▶ QUOTED PASSAGE
____________
Lead story
By our correspondent · Friday, 15 May 2026
Earth is the third planet from the Sun and the only known world to harbour life. Orbiting 150 million kilometres from our star, this dynamic sphere of rock, water, and atmosphere remains the sole refuge for billions of interconnected species.
Earth orbits at an average distance of 150 million kilometres from the Sun, completing one revolution every 365.25 days while rotating on its axis once every 24 hours. The planet measures approximately 12,742 kilometres in diameter, making it the largest of the Solar System's four terrestrial planets, with a mass of roughly 5.97 septillion kilograms and a mean density that makes it the densest object in the Solar System. Its surface is defined by the interplay of land and water: 70.8 percent ocean, the remainder a mosaic of continent and ice that has shifted continuously over geological time.
Earth formed approximately 4.54 billion years ago from gas and dust coalescing within the young Solar System. In its earliest epoch, a Mars-sized body designated Theia struck the proto-Earth at an oblique angle; the ejected material gradually accumulated into the Moon, the most consequential outcome of a collision that also reshaped the planet's axis, composition, and tidal history. The interior differentiated into distinct concentric shells: a silicate crust ranging from six kilometres thick beneath ocean basins to fifty kilometres beneath ancient continental cratons; a highly viscous mantle in slow convective motion; a liquid outer core of iron and nickel generating the global magnetic field; and a solid inner core at temperatures approaching 6,000 degrees Celsius and pressures of 360 gigapascals.
____________
[Bounding box entries]
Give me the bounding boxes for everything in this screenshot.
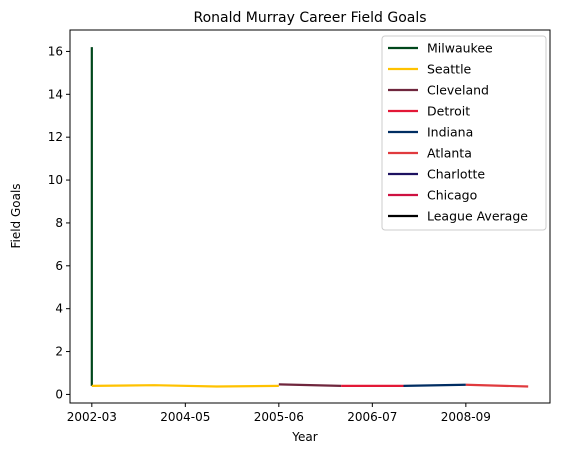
x-tick-label: 2002-03 (67, 410, 117, 424)
legend-label: Detroit (427, 104, 470, 119)
series-line-seattle (91, 384, 279, 388)
legend-label: Charlotte (427, 167, 485, 182)
series-line-cleveland (278, 383, 342, 387)
y-tick-label: 10 (48, 173, 63, 187)
y-tick-label: 14 (48, 87, 63, 101)
x-tick-label: 2006-07 (347, 410, 397, 424)
legend: Milwaukee Seattle Cleveland Detroit Indiana A… (381, 35, 547, 231)
legend-label: Indiana (427, 125, 473, 140)
series-line-atlanta (465, 383, 529, 388)
x-axis-label: Year (291, 430, 317, 444)
y-tick-label: 0 (55, 387, 63, 401)
legend-label: Milwaukee (427, 41, 493, 56)
legend-box (381, 35, 547, 231)
legend-items: Milwaukee Seattle Cleveland Detroit Indiana A… (388, 41, 528, 224)
y-axis-label: Field Goals (9, 183, 23, 248)
legend-label: Cleveland (427, 83, 489, 98)
y-tick-label: 8 (55, 216, 63, 230)
y-tick-label: 16 (48, 44, 63, 58)
y-tick-label: 6 (55, 259, 63, 273)
x-tick-label: 2008-09 (441, 410, 491, 424)
plot-lines (90, 47, 529, 388)
legend-label: Atlanta (427, 146, 472, 161)
x-tick-label: 2005-06 (254, 410, 304, 424)
y-axis: 0 2 4 6 8 10 12 14 16 (48, 44, 70, 401)
y-tick-label: 2 (55, 345, 63, 359)
x-axis: 2002-03 2004-05 2005-06 2006-07 2008-09 (67, 403, 491, 424)
y-tick-label: 4 (55, 302, 63, 316)
plot-frame (69, 29, 551, 404)
legend-label: Chicago (427, 188, 477, 203)
legend-label: League Average (427, 209, 528, 224)
series-line-indiana (403, 383, 466, 387)
chart-title: Ronald Murray Career Field Goals (193, 10, 426, 26)
x-tick-label: 2004-05 (160, 410, 210, 424)
y-tick-label: 12 (48, 130, 63, 144)
legend-label: Seattle (427, 62, 472, 77)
____________
▶ WHAT YOU NEED TO DO
1: Please put the records into a Markdown table with the columns Row and Entry, beginning at the line that contains "x-tick-label: 2002-03 (67, 410, 117, 424)" and stopping after the line that contains "legend-label: Atlanta (427, 146, 472, 161)". Leave out blank lines.
2: Write what comes next in the article about Earth, starting after its last sentence.
These records are unrelated to the article about Earth.

▶ RESPONSES IN ORDER
1:
| Row | Entry |
|---|---|
| 1 | x-tick-label: 2002-03 (67, 410, 117, 424) |
| 2 | legend-label: Detroit (427, 104, 470, 119) |
| 3 | series-line-seattle (91, 384, 279, 388) |
| 4 | legend-label: Charlotte (427, 167, 485, 182) |
| 5 | series-line-cleveland (278, 383, 342, 387) |
| 6 | y-tick-label: 10 (48, 173, 63, 187) |
| 7 | y-tick-label: 14 (48, 87, 63, 101) |
| 8 | x-tick-label: 2006-07 (347, 410, 397, 424) |
| 9 | legend: Milwaukee Seattle Cleveland Detroit Indiana A… (381, 35, 547, 231) |
| 10 | legend-label: Indiana (427, 125, 473, 140) |
| 11 | series-line-atlanta (465, 383, 529, 388) |
| 12 | x-axis-label: Year (291, 430, 317, 444) |
| 13 | y-tick-label: 0 (55, 387, 63, 401) |
| 14 | legend-label: Milwaukee (427, 41, 493, 56) |
| 15 | legend-box (381, 35, 547, 231) |
| 16 | legend-items: Milwaukee Seattle Cleveland Detroit Indiana A… (388, 41, 528, 224) |
| 17 | y-axis-label: Field Goals (9, 183, 23, 248) |
| 18 | legend-label: Cleveland (427, 83, 489, 98) |
| 19 | y-tick-label: 8 (55, 216, 63, 230) |
| 20 | y-tick-label: 16 (48, 44, 63, 58) |
| 21 | y-tick-label: 6 (55, 259, 63, 273) |
| 22 | x-tick-label: 2008-09 (441, 410, 491, 424) |
| 23 | plot-lines (90, 47, 529, 388) |
| 24 | legend-label: Atlanta (427, 146, 472, 161) |

2:
Atmosphere
Earth's atmosphere is a thin, life-sustaining envelope of gases held in place by gravity. It comprises nitrogen at 78 percent and oxygen at 21 percent, with trace amounts of argon, carbon dioxide, and water vapour. The greenhouse effect maintains the planet's mean surface temperature at 14.76 degrees Celsius, a narrow band within which liquid water and complex biochemistry remain stable.
Oceans
Approximately 361 million square kilometres of ocean cover the planet, forming the hydrosphere that buffers temperature, drives weather, and cradles the earliest ecosystems. The water cycle, powered by solar energy, continuously moves moisture between ocean, atmosphere, and land in a planetary circulation that has operated without interruption for billions of years.
Tectonics
Earth's crust is not a single rigid shell but a mosaic of slowly migrating tectonic plates whose interactions have built mountains, opened ocean basins, and recycled crustal material since at least the Archaean era. The theory of plate tectonics unified geology, seismology, and oceanography into a single explanatory framework.

Earth photographed from Apollo 17, December 1972. One of the most reproduced images in history.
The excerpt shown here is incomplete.